Reproduce the material exactly, omitting nothing.

━━━━━━━━━━━━━━━━━━━━

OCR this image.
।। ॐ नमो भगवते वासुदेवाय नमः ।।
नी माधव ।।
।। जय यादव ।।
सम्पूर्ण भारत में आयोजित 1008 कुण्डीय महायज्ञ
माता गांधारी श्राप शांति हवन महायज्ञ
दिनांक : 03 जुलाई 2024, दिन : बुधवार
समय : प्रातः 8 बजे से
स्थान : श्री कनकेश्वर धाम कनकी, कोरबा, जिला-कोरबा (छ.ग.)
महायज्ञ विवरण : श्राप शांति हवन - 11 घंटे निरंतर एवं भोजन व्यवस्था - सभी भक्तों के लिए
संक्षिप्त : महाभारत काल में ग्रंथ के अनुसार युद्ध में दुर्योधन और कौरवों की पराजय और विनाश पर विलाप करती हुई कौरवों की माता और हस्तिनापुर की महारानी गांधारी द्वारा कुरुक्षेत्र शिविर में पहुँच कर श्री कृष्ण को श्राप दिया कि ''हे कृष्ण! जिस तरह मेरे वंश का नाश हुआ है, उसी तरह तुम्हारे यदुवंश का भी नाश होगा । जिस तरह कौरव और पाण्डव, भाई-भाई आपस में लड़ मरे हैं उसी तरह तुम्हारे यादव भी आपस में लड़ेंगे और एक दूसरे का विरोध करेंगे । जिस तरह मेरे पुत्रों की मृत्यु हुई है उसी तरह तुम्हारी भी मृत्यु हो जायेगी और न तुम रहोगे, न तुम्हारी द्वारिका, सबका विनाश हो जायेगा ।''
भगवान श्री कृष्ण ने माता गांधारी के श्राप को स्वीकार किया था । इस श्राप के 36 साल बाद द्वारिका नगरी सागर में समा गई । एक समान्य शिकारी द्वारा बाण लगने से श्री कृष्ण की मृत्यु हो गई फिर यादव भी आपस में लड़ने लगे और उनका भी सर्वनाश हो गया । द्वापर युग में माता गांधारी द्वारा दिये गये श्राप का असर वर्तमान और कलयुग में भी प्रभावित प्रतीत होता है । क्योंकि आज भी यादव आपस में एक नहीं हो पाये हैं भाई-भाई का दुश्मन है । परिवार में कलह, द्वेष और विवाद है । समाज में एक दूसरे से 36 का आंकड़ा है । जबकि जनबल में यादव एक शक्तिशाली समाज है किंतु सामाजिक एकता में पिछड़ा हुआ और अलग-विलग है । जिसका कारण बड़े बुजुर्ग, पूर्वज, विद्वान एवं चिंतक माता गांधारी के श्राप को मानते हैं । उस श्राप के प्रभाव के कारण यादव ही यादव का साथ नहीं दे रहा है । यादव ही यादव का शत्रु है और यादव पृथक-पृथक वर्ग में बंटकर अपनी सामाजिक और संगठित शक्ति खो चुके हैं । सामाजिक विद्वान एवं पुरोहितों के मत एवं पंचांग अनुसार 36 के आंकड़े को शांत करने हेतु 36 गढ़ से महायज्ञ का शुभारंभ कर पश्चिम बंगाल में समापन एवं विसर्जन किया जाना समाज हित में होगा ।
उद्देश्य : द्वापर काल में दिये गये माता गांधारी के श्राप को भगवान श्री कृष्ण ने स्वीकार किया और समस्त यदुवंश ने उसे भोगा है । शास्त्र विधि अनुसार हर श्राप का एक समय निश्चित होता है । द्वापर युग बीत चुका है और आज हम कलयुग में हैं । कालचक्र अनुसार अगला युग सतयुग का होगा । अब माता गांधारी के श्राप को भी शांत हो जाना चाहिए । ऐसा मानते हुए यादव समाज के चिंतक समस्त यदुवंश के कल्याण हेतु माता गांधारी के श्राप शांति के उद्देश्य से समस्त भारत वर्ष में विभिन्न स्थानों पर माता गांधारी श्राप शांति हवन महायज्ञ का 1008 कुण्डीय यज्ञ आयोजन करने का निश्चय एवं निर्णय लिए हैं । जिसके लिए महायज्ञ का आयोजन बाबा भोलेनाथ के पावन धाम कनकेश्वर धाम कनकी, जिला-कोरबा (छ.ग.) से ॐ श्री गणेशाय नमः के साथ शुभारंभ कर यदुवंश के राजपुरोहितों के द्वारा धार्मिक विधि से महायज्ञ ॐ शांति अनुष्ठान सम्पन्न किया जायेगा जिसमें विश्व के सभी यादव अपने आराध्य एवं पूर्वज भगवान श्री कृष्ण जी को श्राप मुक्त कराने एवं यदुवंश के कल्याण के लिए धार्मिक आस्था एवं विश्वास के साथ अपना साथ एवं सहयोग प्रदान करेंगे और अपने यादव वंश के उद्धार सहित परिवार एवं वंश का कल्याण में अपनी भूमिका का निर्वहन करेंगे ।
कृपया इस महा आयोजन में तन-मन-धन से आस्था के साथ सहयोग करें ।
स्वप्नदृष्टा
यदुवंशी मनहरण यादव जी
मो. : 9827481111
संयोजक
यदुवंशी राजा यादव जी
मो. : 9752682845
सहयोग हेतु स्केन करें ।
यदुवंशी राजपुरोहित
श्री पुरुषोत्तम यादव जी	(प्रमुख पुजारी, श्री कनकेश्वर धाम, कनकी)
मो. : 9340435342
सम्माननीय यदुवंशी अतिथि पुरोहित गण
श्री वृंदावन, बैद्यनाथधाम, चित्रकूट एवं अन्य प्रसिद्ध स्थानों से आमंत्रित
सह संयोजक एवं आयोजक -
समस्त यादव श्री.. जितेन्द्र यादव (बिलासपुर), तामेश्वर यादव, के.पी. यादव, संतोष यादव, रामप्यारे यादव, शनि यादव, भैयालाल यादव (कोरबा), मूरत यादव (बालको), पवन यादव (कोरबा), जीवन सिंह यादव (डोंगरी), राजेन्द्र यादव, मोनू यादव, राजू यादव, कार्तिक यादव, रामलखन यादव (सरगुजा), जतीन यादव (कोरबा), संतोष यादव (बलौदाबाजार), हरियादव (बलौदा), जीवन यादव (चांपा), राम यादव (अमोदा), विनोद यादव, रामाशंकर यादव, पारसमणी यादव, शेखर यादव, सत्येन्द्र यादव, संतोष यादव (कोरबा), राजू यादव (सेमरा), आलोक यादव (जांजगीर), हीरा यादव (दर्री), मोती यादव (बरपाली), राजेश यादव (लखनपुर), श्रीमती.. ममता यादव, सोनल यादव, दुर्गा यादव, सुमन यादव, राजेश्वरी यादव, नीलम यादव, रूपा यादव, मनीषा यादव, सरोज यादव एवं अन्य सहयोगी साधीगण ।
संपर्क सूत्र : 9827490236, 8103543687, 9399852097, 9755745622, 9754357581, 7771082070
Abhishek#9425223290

━━━━━━━━━━━━━━━━━━━━

== OUTPUT BELOW ==
OCR this image.
।। ॐ नमो भगवते वासुदेवाय नमः ।।
नी माधव ।।
।। जय यादव ।।
सम्पूर्ण भारत में आयोजित 1008 कुण्डीय महायज्ञ
माता गांधारी श्राप शांति हवन महायज्ञ
दिनांक : 03 जुलाई 2024, दिन : बुधवार
समय : प्रातः 8 बजे से
स्थान : श्री कनकेश्वर धाम कनकी, कोरबा, जिला-कोरबा (छ.ग.)
महायज्ञ विवरण : श्राप शांति हवन - 11 घंटे निरंतर एवं भोजन व्यवस्था - सभी भक्तों के लिए
संक्षिप्त : महाभारत काल में ग्रंथ के अनुसार युद्ध में दुर्योधन और कौरवों की पराजय और विनाश पर विलाप करती हुई कौरवों की माता और हस्तिनापुर की महारानी गांधारी द्वारा कुरुक्षेत्र शिविर में पहुँच कर श्री कृष्ण को श्राप दिया कि ''हे कृष्ण! जिस तरह मेरे वंश का नाश हुआ है, उसी तरह तुम्हारे यदुवंश का भी नाश होगा । जिस तरह कौरव और पाण्डव, भाई-भाई आपस में लड़ मरे हैं उसी तरह तुम्हारे यादव भी आपस में लड़ेंगे और एक दूसरे का विरोध करेंगे । जिस तरह मेरे पुत्रों की मृत्यु हुई है उसी तरह तुम्हारी भी मृत्यु हो जायेगी और न तुम रहोगे, न तुम्हारी द्वारिका, सबका विनाश हो जायेगा ।''
भगवान श्री कृष्ण ने माता गांधारी के श्राप को स्वीकार किया था । इस श्राप के 36 साल बाद द्वारिका नगरी सागर में समा गई । एक समान्य शिकारी द्वारा बाण लगने से श्री कृष्ण की मृत्यु हो गई फिर यादव भी आपस में लड़ने लगे और उनका भी सर्वनाश हो गया । द्वापर युग में माता गांधारी द्वारा दिये गये श्राप का असर वर्तमान और कलयुग में भी प्रभावित प्रतीत होता है । क्योंकि आज भी यादव आपस में एक नहीं हो पाये हैं भाई-भाई का दुश्मन है । परिवार में कलह, द्वेष और विवाद है । समाज में एक दूसरे से 36 का आंकड़ा है । जबकि जनबल में यादव एक शक्तिशाली समाज है किंतु सामाजिक एकता में पिछड़ा हुआ और अलग-विलग है । जिसका कारण बड़े बुजुर्ग, पूर्वज, विद्वान एवं चिंतक माता गांधारी के श्राप को मानते हैं । उस श्राप के प्रभाव के कारण यादव ही यादव का साथ नहीं दे रहा है । यादव ही यादव का शत्रु है और यादव पृथक-पृथक वर्ग में बंटकर अपनी सामाजिक और संगठित शक्ति खो चुके हैं । सामाजिक विद्वान एवं पुरोहितों के मत एवं पंचांग अनुसार 36 के आंकड़े को शांत करने हेतु 36 गढ़ से महायज्ञ का शुभारंभ कर पश्चिम बंगाल में समापन एवं विसर्जन किया जाना समाज हित में होगा ।
उद्देश्य : द्वापर काल में दिये गये माता गांधारी के श्राप को भगवान श्री कृष्ण ने स्वीकार किया और समस्त यदुवंश ने उसे भोगा है । शास्त्र विधि अनुसार हर श्राप का एक समय निश्चित होता है । द्वापर युग बीत चुका है और आज हम कलयुग में हैं । कालचक्र अनुसार अगला युग सतयुग का होगा । अब माता गांधारी के श्राप को भी शांत हो जाना चाहिए । ऐसा मानते हुए यादव समाज के चिंतक समस्त यदुवंश के कल्याण हेतु माता गांधारी के श्राप शांति के उद्देश्य से समस्त भारत वर्ष में विभिन्न स्थानों पर माता गांधारी श्राप शांति हवन महायज्ञ का 1008 कुण्डीय यज्ञ आयोजन करने का निश्चय एवं निर्णय लिए हैं । जिसके लिए महायज्ञ का आयोजन बाबा भोलेनाथ के पावन धाम कनकेश्वर धाम कनकी, जिला-कोरबा (छ.ग.) से ॐ श्री गणेशाय नमः के साथ शुभारंभ कर यदुवंश के राजपुरोहितों के द्वारा धार्मिक विधि से महायज्ञ ॐ शांति अनुष्ठान सम्पन्न किया जायेगा जिसमें विश्व के सभी यादव अपने आराध्य एवं पूर्वज भगवान श्री कृष्ण जी को श्राप मुक्त कराने एवं यदुवंश के कल्याण के लिए धार्मिक आस्था एवं विश्वास के साथ अपना साथ एवं सहयोग प्रदान करेंगे और अपने यादव वंश के उद्धार सहित परिवार एवं वंश का कल्याण में अपनी भूमिका का निर्वहन करेंगे ।
कृपया इस महा आयोजन में तन-मन-धन से आस्था के साथ सहयोग करें ।
स्वप्नदृष्टा
यदुवंशी मनहरण यादव जी
मो. : 9827481111
संयोजक
यदुवंशी राजा यादव जी
मो. : 9752682845
सहयोग हेतु स्केन करें ।
यदुवंशी राजपुरोहित
श्री पुरुषोत्तम यादव जी	(प्रमुख पुजारी, श्री कनकेश्वर धाम, कनकी)
मो. : 9340435342
सम्माननीय यदुवंशी अतिथि पुरोहित गण
श्री वृंदावन, बैद्यनाथधाम, चित्रकूट एवं अन्य प्रसिद्ध स्थानों से आमंत्रित
सह संयोजक एवं आयोजक -
समस्त यादव श्री.. जितेन्द्र यादव (बिलासपुर), तामेश्वर यादव, के.पी. यादव, संतोष यादव, रामप्यारे यादव, शनि यादव, भैयालाल यादव (कोरबा), मूरत यादव (बालको), पवन यादव (कोरबा), जीवन सिंह यादव (डोंगरी), राजेन्द्र यादव, मोनू यादव, राजू यादव, कार्तिक यादव, रामलखन यादव (सरगुजा), जतीन यादव (कोरबा), संतोष यादव (बलौदाबाजार), हरियादव (बलौदा), जीवन यादव (चांपा), राम यादव (अमोदा), विनोद यादव, रामाशंकर यादव, पारसमणी यादव, शेखर यादव, सत्येन्द्र यादव, संतोष यादव (कोरबा), राजू यादव (सेमरा), आलोक यादव (जांजगीर), हीरा यादव (दर्री), मोती यादव (बरपाली), राजेश यादव (लखनपुर), श्रीमती.. ममता यादव, सोनल यादव, दुर्गा यादव, सुमन यादव, राजेश्वरी यादव, नीलम यादव, रूपा यादव, मनीषा यादव, सरोज यादव एवं अन्य सहयोगी साधीगण ।
संपर्क सूत्र : 9827490236, 8103543687, 9399852097, 9755745622, 9754357581, 7771082070
Abhishek#9425223290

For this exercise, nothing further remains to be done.